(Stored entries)
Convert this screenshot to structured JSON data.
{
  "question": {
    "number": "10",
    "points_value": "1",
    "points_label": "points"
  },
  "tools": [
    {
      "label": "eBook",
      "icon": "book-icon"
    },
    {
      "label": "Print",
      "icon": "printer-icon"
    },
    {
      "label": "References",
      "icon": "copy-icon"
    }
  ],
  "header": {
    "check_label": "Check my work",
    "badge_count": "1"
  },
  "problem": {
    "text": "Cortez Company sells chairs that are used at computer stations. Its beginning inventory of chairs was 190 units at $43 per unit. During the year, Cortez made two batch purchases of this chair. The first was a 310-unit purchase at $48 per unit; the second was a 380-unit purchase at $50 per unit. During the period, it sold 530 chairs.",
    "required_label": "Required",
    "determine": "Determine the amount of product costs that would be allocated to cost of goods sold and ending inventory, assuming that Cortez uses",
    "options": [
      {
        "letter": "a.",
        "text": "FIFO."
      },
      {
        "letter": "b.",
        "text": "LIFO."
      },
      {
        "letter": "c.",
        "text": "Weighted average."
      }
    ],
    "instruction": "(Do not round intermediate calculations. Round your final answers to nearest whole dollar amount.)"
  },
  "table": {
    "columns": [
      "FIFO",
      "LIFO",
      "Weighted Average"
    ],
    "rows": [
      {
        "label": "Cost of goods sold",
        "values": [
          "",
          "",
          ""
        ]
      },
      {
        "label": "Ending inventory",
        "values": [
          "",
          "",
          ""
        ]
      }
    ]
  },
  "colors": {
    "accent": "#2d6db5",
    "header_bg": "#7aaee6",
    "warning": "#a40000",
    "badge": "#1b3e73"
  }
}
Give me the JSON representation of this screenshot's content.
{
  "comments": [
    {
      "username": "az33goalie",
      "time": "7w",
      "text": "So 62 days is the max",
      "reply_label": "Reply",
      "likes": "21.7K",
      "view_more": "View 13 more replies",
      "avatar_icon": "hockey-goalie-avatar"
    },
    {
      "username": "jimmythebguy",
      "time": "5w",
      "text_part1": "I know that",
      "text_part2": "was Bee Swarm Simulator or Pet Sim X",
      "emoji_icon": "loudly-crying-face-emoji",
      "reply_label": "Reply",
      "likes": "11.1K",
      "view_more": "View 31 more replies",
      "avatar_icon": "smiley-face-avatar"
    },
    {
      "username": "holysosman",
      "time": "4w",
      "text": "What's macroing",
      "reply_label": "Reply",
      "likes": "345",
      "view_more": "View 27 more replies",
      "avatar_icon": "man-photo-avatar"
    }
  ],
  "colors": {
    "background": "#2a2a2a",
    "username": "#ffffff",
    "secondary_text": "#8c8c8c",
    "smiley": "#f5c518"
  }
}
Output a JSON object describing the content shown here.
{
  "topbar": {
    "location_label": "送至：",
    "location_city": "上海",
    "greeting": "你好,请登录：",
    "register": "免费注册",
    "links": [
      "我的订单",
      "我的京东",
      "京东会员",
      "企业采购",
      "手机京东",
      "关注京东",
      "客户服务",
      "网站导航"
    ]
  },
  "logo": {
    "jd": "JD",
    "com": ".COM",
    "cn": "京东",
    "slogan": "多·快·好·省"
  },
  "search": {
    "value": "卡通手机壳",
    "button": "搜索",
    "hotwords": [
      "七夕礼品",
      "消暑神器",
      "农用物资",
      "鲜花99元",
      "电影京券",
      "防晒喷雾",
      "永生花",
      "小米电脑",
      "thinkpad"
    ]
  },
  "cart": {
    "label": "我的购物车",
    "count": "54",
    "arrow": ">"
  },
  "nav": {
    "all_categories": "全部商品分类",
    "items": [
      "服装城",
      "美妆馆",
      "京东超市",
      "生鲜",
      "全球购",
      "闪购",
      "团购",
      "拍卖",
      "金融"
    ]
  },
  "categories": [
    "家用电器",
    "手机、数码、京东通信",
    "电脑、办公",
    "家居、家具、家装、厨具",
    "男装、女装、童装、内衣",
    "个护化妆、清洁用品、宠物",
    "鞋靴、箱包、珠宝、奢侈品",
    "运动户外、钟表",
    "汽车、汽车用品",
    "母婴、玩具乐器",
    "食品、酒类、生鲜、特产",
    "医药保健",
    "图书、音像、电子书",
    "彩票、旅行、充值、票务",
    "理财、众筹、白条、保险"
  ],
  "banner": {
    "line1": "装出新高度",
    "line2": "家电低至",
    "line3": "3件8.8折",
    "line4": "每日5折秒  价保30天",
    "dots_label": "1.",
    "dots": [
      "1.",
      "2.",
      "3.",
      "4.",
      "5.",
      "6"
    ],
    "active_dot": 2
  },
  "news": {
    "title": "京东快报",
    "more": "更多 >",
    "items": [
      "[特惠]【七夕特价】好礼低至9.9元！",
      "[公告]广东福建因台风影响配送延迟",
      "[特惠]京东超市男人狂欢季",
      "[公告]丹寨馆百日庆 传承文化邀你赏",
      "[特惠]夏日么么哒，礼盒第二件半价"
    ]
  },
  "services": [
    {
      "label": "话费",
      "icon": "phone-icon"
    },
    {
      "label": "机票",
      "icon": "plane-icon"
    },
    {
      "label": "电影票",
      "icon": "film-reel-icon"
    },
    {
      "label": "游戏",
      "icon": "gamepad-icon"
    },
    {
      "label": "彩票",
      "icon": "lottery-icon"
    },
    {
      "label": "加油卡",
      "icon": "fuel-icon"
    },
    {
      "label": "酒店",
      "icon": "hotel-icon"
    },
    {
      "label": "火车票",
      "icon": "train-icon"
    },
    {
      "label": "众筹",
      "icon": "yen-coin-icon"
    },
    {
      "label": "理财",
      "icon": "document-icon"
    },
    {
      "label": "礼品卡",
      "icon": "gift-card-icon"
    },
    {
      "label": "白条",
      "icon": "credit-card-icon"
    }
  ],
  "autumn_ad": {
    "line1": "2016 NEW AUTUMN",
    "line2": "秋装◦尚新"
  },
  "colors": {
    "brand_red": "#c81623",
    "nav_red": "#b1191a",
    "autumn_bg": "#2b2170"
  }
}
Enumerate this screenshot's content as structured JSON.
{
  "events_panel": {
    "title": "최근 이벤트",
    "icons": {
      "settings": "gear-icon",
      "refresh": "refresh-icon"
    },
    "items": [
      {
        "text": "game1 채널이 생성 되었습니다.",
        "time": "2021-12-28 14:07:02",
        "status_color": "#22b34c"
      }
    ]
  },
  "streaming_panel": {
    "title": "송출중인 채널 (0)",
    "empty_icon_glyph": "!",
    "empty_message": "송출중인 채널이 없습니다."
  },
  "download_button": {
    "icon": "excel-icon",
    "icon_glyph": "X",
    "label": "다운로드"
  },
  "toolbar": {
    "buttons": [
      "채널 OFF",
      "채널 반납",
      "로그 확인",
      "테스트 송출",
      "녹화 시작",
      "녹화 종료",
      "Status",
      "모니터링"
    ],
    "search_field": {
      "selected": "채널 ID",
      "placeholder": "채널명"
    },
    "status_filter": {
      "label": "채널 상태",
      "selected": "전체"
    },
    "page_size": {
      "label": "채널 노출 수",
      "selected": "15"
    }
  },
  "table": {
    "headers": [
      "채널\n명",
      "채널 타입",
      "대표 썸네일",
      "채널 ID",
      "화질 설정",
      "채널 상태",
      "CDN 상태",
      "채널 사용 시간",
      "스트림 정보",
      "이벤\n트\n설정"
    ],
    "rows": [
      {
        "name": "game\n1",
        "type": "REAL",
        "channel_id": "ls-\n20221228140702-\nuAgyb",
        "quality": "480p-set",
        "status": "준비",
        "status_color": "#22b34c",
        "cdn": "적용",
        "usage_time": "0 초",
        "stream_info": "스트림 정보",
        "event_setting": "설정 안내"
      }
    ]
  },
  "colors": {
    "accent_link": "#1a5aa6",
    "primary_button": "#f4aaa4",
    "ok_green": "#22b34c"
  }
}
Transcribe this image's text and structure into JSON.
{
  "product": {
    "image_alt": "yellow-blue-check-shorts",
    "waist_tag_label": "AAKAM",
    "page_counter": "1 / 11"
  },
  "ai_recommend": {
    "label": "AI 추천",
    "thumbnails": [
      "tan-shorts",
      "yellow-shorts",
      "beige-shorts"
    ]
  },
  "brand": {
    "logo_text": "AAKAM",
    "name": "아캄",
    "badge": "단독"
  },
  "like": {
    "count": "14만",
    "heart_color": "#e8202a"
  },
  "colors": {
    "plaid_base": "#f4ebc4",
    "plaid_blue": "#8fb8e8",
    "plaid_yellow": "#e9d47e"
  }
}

### TASK
Each line in the listing above that contains "smiley" should be copied.

### TASK RESPONSE
      "avatar_icon": "smiley-face-avatar"
    "smiley": "#f5c518"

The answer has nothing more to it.